-------- DATA RECORDS

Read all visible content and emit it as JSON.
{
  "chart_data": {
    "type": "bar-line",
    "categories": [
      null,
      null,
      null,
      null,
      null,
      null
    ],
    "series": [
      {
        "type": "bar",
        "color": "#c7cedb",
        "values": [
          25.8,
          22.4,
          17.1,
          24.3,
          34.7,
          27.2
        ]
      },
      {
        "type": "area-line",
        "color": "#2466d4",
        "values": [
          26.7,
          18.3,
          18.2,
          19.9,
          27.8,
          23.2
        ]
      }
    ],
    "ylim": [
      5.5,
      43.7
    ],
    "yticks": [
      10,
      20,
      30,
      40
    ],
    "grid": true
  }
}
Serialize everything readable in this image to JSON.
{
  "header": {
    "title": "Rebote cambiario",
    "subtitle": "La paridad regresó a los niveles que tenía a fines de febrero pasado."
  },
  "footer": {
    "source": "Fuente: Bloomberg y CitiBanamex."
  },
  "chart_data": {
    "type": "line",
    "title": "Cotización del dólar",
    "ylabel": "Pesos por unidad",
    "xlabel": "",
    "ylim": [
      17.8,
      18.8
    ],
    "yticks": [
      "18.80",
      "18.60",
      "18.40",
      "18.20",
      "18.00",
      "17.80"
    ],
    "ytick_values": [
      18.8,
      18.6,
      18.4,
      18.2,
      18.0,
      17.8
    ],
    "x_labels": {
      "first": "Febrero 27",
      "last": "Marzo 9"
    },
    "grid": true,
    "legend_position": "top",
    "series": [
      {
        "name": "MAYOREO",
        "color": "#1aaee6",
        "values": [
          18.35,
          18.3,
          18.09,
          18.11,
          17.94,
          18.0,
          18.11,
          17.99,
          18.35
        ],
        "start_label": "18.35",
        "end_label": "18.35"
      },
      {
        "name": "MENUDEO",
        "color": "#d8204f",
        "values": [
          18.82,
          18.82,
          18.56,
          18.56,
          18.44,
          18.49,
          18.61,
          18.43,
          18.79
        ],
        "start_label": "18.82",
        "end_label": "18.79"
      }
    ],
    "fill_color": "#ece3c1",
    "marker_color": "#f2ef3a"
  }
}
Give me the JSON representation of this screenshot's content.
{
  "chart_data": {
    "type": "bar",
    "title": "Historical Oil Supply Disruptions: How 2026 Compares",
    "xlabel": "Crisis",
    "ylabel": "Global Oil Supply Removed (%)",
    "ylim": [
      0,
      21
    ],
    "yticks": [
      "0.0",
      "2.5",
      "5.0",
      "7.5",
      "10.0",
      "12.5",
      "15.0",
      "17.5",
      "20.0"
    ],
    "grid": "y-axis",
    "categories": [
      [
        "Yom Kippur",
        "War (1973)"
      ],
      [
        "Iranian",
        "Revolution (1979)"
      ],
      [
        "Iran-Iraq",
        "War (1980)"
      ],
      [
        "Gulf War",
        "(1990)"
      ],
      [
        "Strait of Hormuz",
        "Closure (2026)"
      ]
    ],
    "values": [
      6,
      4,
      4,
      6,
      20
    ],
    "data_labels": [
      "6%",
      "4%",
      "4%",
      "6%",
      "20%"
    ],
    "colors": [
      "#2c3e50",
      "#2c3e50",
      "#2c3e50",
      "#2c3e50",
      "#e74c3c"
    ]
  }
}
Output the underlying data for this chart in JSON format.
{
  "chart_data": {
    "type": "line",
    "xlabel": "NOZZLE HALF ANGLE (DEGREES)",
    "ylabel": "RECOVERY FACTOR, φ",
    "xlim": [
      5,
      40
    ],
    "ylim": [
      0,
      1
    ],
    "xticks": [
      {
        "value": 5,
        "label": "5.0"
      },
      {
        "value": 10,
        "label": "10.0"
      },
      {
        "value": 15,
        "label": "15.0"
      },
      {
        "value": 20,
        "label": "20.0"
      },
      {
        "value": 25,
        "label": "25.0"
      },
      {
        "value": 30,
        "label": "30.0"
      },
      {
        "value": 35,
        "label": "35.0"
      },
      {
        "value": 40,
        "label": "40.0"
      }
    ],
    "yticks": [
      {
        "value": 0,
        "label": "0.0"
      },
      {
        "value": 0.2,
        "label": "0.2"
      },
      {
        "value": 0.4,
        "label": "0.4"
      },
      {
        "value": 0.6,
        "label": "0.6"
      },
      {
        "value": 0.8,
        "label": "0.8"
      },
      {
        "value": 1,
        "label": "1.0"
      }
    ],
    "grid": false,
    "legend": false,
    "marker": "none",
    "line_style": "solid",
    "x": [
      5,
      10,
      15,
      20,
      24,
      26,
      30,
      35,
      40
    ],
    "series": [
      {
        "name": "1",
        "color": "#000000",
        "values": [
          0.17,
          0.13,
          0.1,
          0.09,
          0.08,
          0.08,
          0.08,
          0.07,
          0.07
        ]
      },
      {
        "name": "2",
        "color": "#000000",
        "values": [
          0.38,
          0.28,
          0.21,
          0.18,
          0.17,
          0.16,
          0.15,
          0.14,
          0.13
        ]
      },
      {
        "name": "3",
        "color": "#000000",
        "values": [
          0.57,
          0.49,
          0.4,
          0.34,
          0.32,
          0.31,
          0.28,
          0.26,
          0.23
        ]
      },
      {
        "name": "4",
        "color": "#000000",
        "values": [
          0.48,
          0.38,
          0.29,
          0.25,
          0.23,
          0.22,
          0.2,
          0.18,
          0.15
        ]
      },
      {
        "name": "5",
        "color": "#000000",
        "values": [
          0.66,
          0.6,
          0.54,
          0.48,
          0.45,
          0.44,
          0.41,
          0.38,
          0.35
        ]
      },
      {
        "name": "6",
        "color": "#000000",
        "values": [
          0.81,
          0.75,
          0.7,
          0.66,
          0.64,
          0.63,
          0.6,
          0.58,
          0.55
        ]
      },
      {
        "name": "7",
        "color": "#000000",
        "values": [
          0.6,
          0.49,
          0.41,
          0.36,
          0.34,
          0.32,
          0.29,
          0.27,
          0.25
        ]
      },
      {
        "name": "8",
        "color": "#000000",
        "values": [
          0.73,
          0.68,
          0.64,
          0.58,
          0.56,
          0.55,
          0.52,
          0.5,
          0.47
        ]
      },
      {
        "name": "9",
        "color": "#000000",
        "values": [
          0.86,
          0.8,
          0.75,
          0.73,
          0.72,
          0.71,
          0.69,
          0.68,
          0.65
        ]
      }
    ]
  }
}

----------------

WHAT YOU HAVE TO DO ▸
In the listing above, locate each line with "this" and copy it.

ANSWER FOR THE TASK ▸
Serialize everything readable in this image to JSON.
Give me the JSON representation of this screenshot's content.
Output the underlying data for this chart in JSON format.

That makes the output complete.